Collected data:
········
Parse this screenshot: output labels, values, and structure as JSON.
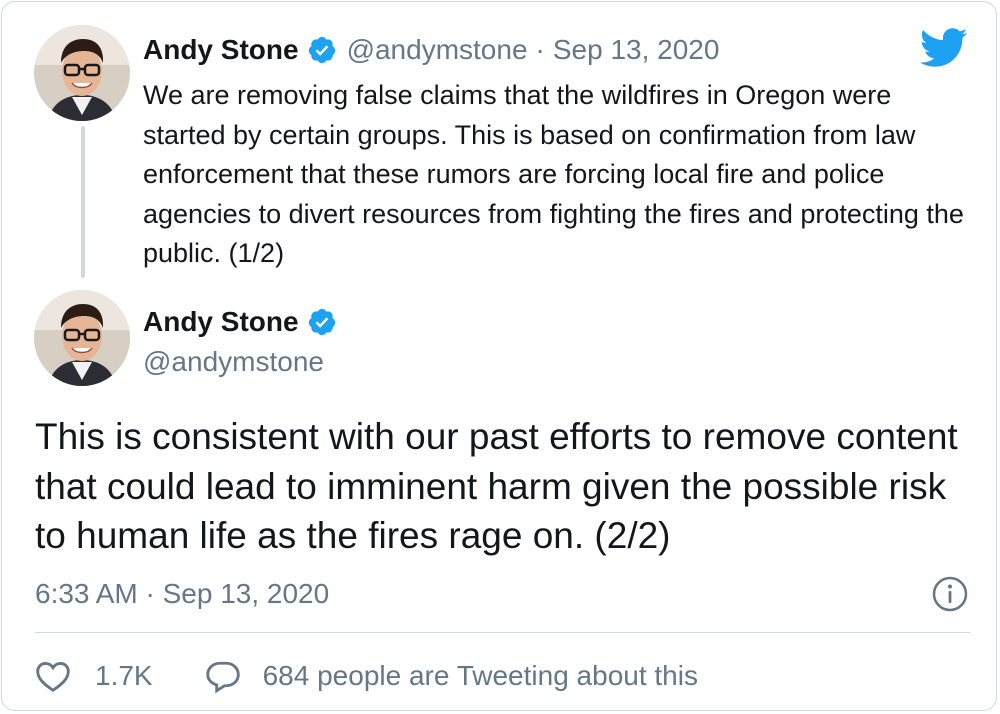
{
  "parent_tweet": {
    "author_name": "Andy Stone",
    "handle": "@andymstone",
    "separator": "·",
    "date": "Sep 13, 2020",
    "text": "We are removing false claims that the wildfires in Oregon were started by certain groups. This is based on confirmation from law enforcement that these rumors are forcing local fire and police agencies to divert resources from fighting the fires and protecting the public. (1/2)"
  },
  "main_tweet": {
    "author_name": "Andy Stone",
    "handle": "@andymstone",
    "text": "This is consistent with our past efforts to remove content that could lead to imminent harm given the possible risk to human life as the fires rage on. (2/2)",
    "timestamp": "6:33 AM · Sep 13, 2020"
  },
  "actions": {
    "like_count": "1.7K",
    "reply_label": "684 people are Tweeting about this"
  },
  "icons": {
    "brand": "twitter-bird-icon",
    "verified": "verified-badge-icon",
    "info": "info-icon",
    "like": "heart-icon",
    "reply": "speech-bubble-icon"
  },
  "colors": {
    "brand_blue": "#1da1f2",
    "text": "#14171a",
    "secondary_text": "#657786",
    "border": "#cfd9de"
  }
}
········
_What the task requires_
Output all of the records exactly as they appear above, but not the pictures.

_The response_
Parse this screenshot: output labels, values, and structure as JSON.
{
  "parent_tweet": {
    "author_name": "Andy Stone",
    "handle": "@andymstone",
    "separator": "·",
    "date": "Sep 13, 2020",
    "text": "We are removing false claims that the wildfires in Oregon were started by certain groups. This is based on confirmation from law enforcement that these rumors are forcing local fire and police agencies to divert resources from fighting the fires and protecting the public. (1/2)"
  },
  "main_tweet": {
    "author_name": "Andy Stone",
    "handle": "@andymstone",
    "text": "This is consistent with our past efforts to remove content that could lead to imminent harm given the possible risk to human life as the fires rage on. (2/2)",
    "timestamp": "6:33 AM · Sep 13, 2020"
  },
  "actions": {
    "like_count": "1.7K",
    "reply_label": "684 people are Tweeting about this"
  },
  "icons": {
    "brand": "twitter-bird-icon",
    "verified": "verified-badge-icon",
    "info": "info-icon",
    "like": "heart-icon",
    "reply": "speech-bubble-icon"
  },
  "colors": {
    "brand_blue": "#1da1f2",
    "text": "#14171a",
    "secondary_text": "#657786",
    "border": "#cfd9de"
  }
}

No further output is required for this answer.